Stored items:
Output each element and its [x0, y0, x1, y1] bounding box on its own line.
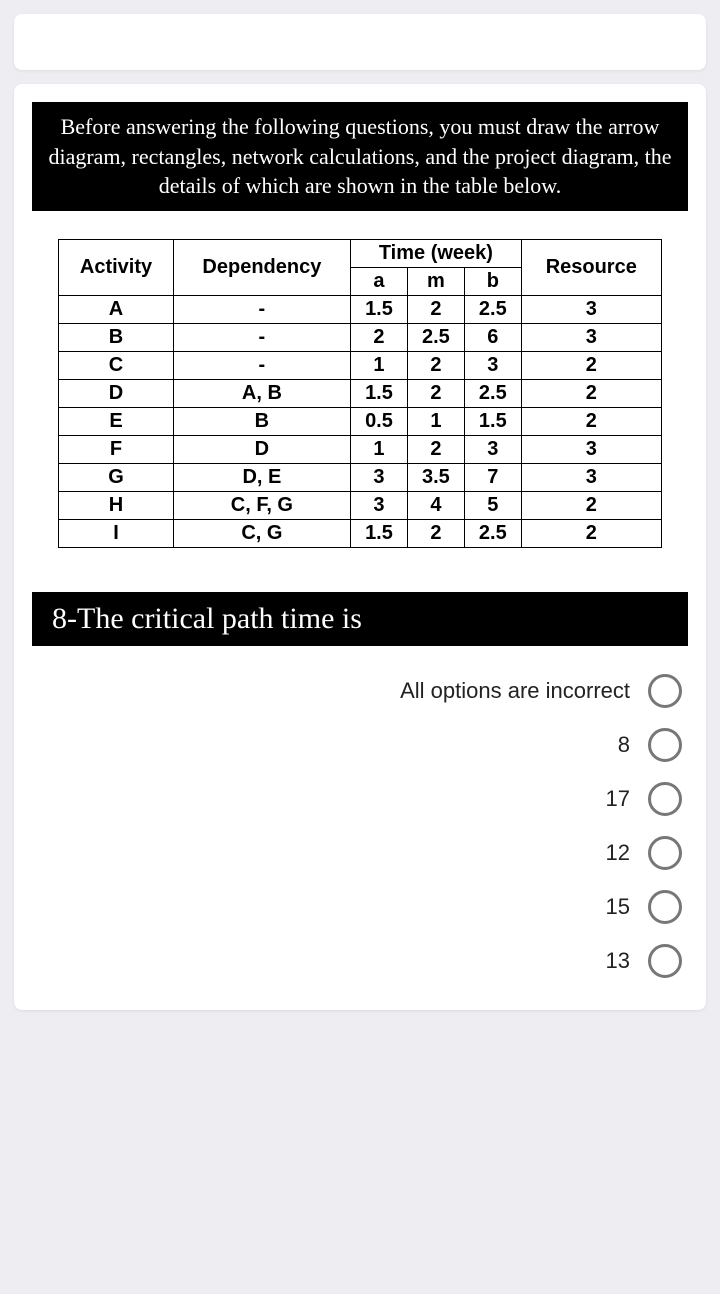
cell-activity: G [59, 464, 174, 492]
cell-activity: B [59, 324, 174, 352]
cell-m: 2.5 [407, 324, 464, 352]
option-label: 8 [618, 732, 630, 758]
cell-b: 6 [464, 324, 521, 352]
cell-resource: 3 [521, 296, 661, 324]
table-head: Activity Dependency Time (week) Resource… [59, 240, 662, 296]
cell-resource: 3 [521, 464, 661, 492]
cell-m: 2 [407, 296, 464, 324]
cell-dependency: - [173, 296, 350, 324]
cell-b: 3 [464, 352, 521, 380]
cell-m: 3.5 [407, 464, 464, 492]
cell-resource: 2 [521, 520, 661, 548]
cell-dependency: D, E [173, 464, 350, 492]
radio-icon[interactable] [648, 782, 682, 816]
col-a: a [351, 268, 408, 296]
option-row[interactable]: All options are incorrect [400, 674, 682, 708]
cell-m: 2 [407, 380, 464, 408]
cell-resource: 3 [521, 324, 661, 352]
prompt-text: Before answering the following questions… [32, 102, 688, 211]
cell-b: 2.5 [464, 380, 521, 408]
cell-a: 1.5 [351, 296, 408, 324]
cell-resource: 2 [521, 352, 661, 380]
question-card: Before answering the following questions… [14, 84, 706, 1010]
col-m: m [407, 268, 464, 296]
cell-dependency: A, B [173, 380, 350, 408]
radio-icon[interactable] [648, 944, 682, 978]
option-row[interactable]: 17 [606, 782, 682, 816]
cell-activity: H [59, 492, 174, 520]
col-b: b [464, 268, 521, 296]
options-list: All options are incorrect 8 17 12 15 13 [32, 674, 688, 978]
cell-activity: E [59, 408, 174, 436]
cell-b: 2.5 [464, 296, 521, 324]
cell-a: 1.5 [351, 380, 408, 408]
radio-icon[interactable] [648, 890, 682, 924]
radio-icon[interactable] [648, 728, 682, 762]
table-row: IC, G1.522.52 [59, 520, 662, 548]
cell-resource: 2 [521, 408, 661, 436]
cell-resource: 2 [521, 492, 661, 520]
cell-m: 2 [407, 520, 464, 548]
option-label: All options are incorrect [400, 678, 630, 704]
option-label: 17 [606, 786, 630, 812]
table-row: GD, E33.573 [59, 464, 662, 492]
col-activity: Activity [59, 240, 174, 296]
radio-icon[interactable] [648, 674, 682, 708]
cell-activity: C [59, 352, 174, 380]
cell-m: 4 [407, 492, 464, 520]
cell-a: 1 [351, 436, 408, 464]
cell-b: 1.5 [464, 408, 521, 436]
cell-m: 2 [407, 352, 464, 380]
cell-a: 2 [351, 324, 408, 352]
cell-activity: F [59, 436, 174, 464]
cell-m: 1 [407, 408, 464, 436]
option-row[interactable]: 12 [606, 836, 682, 870]
cell-dependency: D [173, 436, 350, 464]
col-dependency: Dependency [173, 240, 350, 296]
option-label: 15 [606, 894, 630, 920]
cell-b: 3 [464, 436, 521, 464]
cell-dependency: B [173, 408, 350, 436]
cell-dependency: C, F, G [173, 492, 350, 520]
question-text: 8-The critical path time is [32, 592, 688, 646]
cell-activity: A [59, 296, 174, 324]
cell-a: 0.5 [351, 408, 408, 436]
cell-a: 3 [351, 464, 408, 492]
cell-a: 1 [351, 352, 408, 380]
cell-activity: D [59, 380, 174, 408]
cell-a: 3 [351, 492, 408, 520]
table-row: HC, F, G3452 [59, 492, 662, 520]
cell-dependency: C, G [173, 520, 350, 548]
cell-b: 5 [464, 492, 521, 520]
radio-icon[interactable] [648, 836, 682, 870]
cell-b: 7 [464, 464, 521, 492]
cell-dependency: - [173, 352, 350, 380]
option-row[interactable]: 8 [618, 728, 682, 762]
option-row[interactable]: 15 [606, 890, 682, 924]
cell-a: 1.5 [351, 520, 408, 548]
activity-table: Activity Dependency Time (week) Resource… [58, 239, 662, 548]
table-row: EB0.511.52 [59, 408, 662, 436]
cell-b: 2.5 [464, 520, 521, 548]
cell-resource: 3 [521, 436, 661, 464]
cell-activity: I [59, 520, 174, 548]
option-label: 12 [606, 840, 630, 866]
table-row: A-1.522.53 [59, 296, 662, 324]
table-row: C-1232 [59, 352, 662, 380]
cell-dependency: - [173, 324, 350, 352]
col-time-group: Time (week) [351, 240, 522, 268]
col-resource: Resource [521, 240, 661, 296]
cell-m: 2 [407, 436, 464, 464]
option-row[interactable]: 13 [606, 944, 682, 978]
table-row: B-22.563 [59, 324, 662, 352]
option-label: 13 [606, 948, 630, 974]
cell-resource: 2 [521, 380, 661, 408]
table-body: A-1.522.53B-22.563C-1232DA, B1.522.52EB0… [59, 296, 662, 548]
table-row: FD1233 [59, 436, 662, 464]
previous-card-tail [14, 14, 706, 70]
table-row: DA, B1.522.52 [59, 380, 662, 408]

What you will do:
Copy the rows word for word, starting at the line that contains "cell-activity: G [59, 464, 174, 492]" and ending at the line that contains "table-head: Activity Dependency", both of those lines included.

Solution for this task:
cell-activity: G [59, 464, 174, 492]
cell-activity: B [59, 324, 174, 352]
cell-m: 2.5 [407, 324, 464, 352]
option-label: 8 [618, 732, 630, 758]
cell-b: 6 [464, 324, 521, 352]
cell-resource: 3 [521, 296, 661, 324]
table-head: Activity Dependency Time (week) Resource… [59, 240, 662, 296]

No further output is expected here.